* Text block:
◆ ◆ ◆ ◆ ◆ ◆ ◆
I’m continuing to read the excellent Advanced .NET Debugging by Mario Hewardt. Last time I looked at finding the entry point of a native image. This time around I’ll be investigating the launch of a managed image by Windows.

## Prerequisites

• A hex viewer
• I used the PE CLR Viewer (disclaimer: I created this truly ugly looking website)

## The problem

In the section Loading .NET Assemblies Mario explains how Windows is loading a managed image. He’s leveraging dumpbin.exe which requires a Visual Studio installation with the C++ workload. This has two issues:

• The C++ workload requires a few GB of hard drive
• dumpbin presents a high-level view of the different headers, hence it’s not a good teaching tool as it abstracts the process of reading the bytes

I decided to try a different approach. I’ve compiled a x86 managed image which you can download here. You can then visualise it using the PE CLR Viewer and follow me down the rabbit hole.

## Finding the AddressOfEntryPoint

I recommend you first read the previous post in this series as it explains core concepts such as endianness and Relative Virtual Address.
◆ ◆ ◆ ◆ ◆ ◆ ◆
* Things to do:
**1.** Answer these from the post on launching a managed image:
(a) Which book is the author reading?
(b) Which tool does Mario use in the section Loading .NET Assemblies?
(c) Which core concepts does the previous post in the series explain?
**2.** Summarize the post on launching a managed image in two sentences.
**3.** Please carry the post on launching a managed image forward from its last sentence.
Nothing in the records is required here.
◆ ◆ ◆ ◆ ◆ ◆ ◆
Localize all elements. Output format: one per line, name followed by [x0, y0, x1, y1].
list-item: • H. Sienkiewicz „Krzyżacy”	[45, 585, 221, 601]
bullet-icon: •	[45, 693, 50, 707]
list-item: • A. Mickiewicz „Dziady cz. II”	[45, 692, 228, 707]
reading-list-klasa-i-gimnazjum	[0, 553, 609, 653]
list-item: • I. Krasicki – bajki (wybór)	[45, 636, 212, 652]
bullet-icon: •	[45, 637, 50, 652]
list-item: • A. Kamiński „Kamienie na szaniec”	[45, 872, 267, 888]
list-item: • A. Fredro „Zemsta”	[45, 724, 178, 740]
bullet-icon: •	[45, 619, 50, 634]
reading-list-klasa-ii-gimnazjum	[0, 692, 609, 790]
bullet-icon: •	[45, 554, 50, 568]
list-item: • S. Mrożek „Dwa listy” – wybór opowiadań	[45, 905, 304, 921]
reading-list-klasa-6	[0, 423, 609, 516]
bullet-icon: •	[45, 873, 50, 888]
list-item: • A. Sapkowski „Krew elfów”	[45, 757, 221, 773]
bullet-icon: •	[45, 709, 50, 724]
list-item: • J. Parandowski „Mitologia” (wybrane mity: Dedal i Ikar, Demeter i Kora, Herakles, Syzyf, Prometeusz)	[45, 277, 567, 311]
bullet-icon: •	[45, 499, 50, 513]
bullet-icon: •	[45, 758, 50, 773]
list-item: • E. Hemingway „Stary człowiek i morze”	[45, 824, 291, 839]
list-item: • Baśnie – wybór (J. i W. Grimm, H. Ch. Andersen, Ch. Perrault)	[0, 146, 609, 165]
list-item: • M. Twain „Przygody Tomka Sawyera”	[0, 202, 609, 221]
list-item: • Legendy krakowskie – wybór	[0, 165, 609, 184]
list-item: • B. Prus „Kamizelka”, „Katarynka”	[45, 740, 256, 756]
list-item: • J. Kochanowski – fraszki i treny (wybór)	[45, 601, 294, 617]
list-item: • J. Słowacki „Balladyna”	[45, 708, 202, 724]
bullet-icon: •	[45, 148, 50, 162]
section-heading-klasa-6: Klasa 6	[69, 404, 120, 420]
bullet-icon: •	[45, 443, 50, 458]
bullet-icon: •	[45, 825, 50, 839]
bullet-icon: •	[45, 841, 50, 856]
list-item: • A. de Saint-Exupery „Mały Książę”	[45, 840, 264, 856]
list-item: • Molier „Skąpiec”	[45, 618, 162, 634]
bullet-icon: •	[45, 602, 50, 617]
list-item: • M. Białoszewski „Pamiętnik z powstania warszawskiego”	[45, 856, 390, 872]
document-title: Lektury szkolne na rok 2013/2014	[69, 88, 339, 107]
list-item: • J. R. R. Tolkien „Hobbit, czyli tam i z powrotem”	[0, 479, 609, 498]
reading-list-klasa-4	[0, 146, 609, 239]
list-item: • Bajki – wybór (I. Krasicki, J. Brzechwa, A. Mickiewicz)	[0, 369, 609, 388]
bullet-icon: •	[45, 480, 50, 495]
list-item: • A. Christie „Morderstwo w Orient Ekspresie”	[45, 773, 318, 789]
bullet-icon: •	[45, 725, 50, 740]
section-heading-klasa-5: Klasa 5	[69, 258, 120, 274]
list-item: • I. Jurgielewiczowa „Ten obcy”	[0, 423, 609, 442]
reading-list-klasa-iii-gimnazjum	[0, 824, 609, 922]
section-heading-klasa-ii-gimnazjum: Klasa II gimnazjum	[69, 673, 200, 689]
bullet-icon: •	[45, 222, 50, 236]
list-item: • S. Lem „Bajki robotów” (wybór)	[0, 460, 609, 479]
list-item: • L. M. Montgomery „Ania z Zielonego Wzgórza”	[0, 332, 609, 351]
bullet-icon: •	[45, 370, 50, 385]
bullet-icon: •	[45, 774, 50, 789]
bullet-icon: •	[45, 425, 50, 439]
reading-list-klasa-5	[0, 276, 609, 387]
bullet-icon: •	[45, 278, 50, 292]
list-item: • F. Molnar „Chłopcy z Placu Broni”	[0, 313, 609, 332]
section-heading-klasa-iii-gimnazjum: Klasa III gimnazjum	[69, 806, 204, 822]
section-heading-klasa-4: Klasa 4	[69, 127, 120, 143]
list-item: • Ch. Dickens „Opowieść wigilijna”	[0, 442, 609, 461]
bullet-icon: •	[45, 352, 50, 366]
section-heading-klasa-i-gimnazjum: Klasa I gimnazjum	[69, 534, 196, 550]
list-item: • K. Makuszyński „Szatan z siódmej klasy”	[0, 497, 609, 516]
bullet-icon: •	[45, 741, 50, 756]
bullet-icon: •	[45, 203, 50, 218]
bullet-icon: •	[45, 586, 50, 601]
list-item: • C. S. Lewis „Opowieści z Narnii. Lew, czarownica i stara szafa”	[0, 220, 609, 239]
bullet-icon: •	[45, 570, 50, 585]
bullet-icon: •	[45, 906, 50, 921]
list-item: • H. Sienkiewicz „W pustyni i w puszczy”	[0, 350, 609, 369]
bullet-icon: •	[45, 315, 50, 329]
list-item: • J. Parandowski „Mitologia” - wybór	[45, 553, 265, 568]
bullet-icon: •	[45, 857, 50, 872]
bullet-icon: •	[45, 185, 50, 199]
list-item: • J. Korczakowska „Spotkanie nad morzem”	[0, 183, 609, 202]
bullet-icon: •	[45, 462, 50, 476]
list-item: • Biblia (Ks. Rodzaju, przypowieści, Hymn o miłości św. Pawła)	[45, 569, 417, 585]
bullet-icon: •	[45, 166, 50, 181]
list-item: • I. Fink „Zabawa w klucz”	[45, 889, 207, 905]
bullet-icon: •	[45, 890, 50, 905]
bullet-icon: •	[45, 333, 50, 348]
◆ ◆ ◆ ◆ ◆ ◆ ◆
* Expected responses:
**1.**
(a) Advanced .NET Debugging by Mario Hewardt.
(b) dumpbin.exe.
(c) Endianness and Relative Virtual Address.

**2.** While reading Advanced .NET Debugging by Mario Hewardt, the author investigates how Windows launches a managed image. Because Mario relies on dumpbin.exe, which needs a C++ workload taking a few GB and abstracts the reading of the bytes, the author compiled an x86 managed image to examine with the PE CLR Viewer.

**3.**
Last time I highlighted a formula to compute the AddressOfEntryPoint file offset:

Signature file offset + 0x28 = AddressOfEntryPoint file offset

The signature file offset is always at file offset 0x3C. As seen below it has for value 0x80.

Now that we have the signature file offset, we can compute the AddressOfEntryPoint file offset:

0x80 + 0x28 = 0xA8

As seen above, AddressOfEntryPoint has for value 0x2716. But wait we’re not done, the AddressOfEntryPoint is a RVA which we need to convert to a file offset.

## Converting the entry point RVA to a file offset

The entry point is located in the .text section (the .text section contains executable code), so we’ll need to locate the .text section first and this is where the section headers come into play. The section headers is a conversion table between RVA and file offset for the different sections:

According to the screenshot above the .text section has a base RVA of 0x2000 and is located at file offset 0x200. Those two pieces of information will allow us to convert the entry point RVA into an entry point file offset:

Entry point RVA - .text base RVA + .text file offset = entry point file offset

Let’s replace the placeholders with the values we obtained previously:

0x2716 - 0x2000 + 0x200 = 0x916

The entry point has for file offset 0x916. But as we’ll see in the next section, this is yet another level of indirection.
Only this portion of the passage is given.